INSTRUCTIONS TO FOLLOW = Copy each line of the entries beneath that contains the word "苍松翠鹤".

⟨

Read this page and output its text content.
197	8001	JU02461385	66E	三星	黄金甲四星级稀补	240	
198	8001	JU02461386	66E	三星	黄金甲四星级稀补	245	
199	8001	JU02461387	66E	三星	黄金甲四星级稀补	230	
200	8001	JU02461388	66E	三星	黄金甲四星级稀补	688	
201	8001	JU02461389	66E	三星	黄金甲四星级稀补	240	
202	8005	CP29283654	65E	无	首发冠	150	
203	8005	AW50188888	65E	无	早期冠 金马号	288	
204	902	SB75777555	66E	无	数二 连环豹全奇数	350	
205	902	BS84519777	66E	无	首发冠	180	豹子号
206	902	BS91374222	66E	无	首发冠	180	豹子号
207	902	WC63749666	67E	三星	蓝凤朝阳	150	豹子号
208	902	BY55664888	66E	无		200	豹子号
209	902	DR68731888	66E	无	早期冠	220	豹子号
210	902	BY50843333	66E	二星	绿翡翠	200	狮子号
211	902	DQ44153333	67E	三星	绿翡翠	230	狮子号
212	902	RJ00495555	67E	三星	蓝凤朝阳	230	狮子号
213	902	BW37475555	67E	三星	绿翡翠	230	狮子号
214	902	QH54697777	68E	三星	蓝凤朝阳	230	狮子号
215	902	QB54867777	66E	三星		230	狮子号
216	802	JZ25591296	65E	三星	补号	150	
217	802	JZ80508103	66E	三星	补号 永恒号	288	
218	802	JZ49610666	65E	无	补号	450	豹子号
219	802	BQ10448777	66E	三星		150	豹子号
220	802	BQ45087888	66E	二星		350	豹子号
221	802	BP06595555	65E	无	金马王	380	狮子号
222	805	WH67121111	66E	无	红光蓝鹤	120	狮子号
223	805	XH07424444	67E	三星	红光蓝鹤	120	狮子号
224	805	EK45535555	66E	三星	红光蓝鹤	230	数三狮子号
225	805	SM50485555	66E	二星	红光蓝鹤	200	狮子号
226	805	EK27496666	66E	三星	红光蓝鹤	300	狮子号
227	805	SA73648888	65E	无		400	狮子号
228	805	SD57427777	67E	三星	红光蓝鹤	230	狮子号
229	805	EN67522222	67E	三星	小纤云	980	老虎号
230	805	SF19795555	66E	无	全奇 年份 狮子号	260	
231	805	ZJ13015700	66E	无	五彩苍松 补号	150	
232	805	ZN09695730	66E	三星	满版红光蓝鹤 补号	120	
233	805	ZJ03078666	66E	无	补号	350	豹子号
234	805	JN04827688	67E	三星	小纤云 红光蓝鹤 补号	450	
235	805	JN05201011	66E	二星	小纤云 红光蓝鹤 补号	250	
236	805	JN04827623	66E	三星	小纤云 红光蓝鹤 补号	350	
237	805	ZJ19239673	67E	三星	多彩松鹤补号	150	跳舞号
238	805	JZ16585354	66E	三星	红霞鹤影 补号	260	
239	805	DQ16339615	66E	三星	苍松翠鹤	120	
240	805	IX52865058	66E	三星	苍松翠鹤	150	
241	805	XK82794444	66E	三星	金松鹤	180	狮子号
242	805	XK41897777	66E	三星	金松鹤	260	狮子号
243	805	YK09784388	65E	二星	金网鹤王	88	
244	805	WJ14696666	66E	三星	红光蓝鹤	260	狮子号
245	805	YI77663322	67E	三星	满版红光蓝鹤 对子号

⟩
⟨

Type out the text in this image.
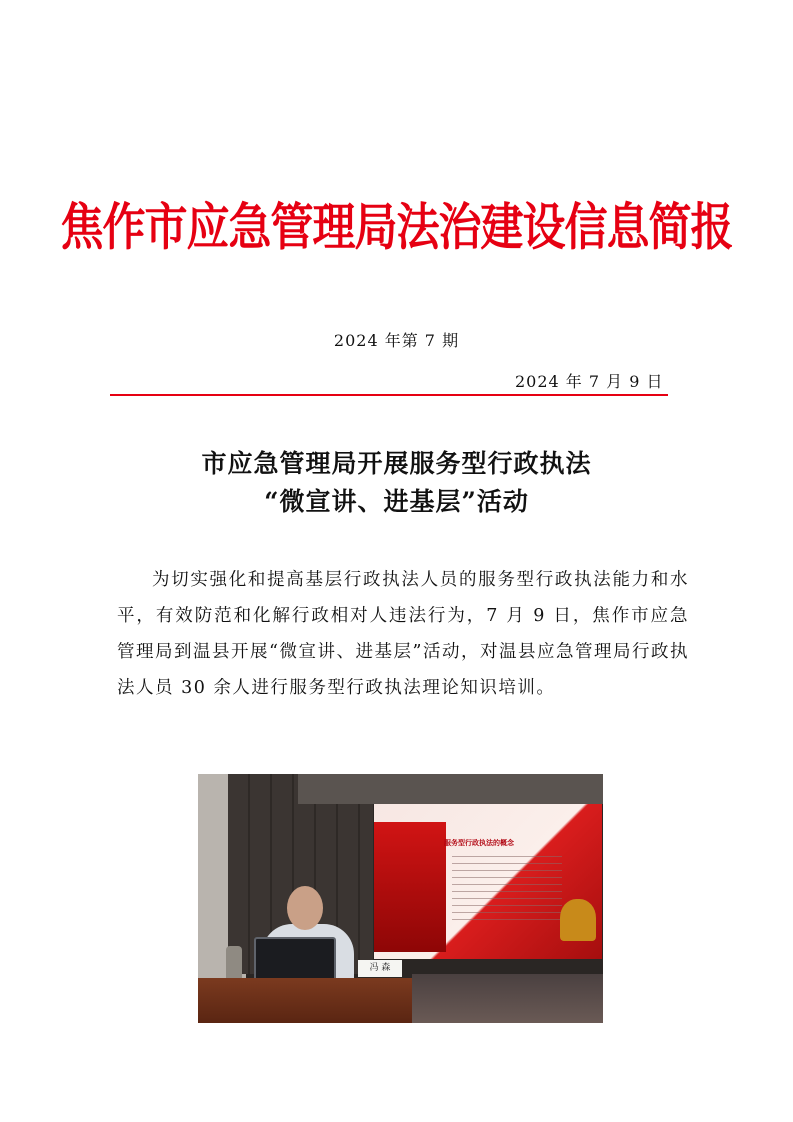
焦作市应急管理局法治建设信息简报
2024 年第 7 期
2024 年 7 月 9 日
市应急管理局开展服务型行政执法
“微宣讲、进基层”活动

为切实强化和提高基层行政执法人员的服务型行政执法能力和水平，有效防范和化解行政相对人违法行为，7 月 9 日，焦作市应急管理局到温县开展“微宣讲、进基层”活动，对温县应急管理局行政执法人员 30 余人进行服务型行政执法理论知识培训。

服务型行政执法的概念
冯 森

⟩

REPLY TO THE EXERCISE =
239	805	DQ16339615	66E	三星	苍松翠鹤	120	
240	805	IX52865058	66E	三星	苍松翠鹤	150	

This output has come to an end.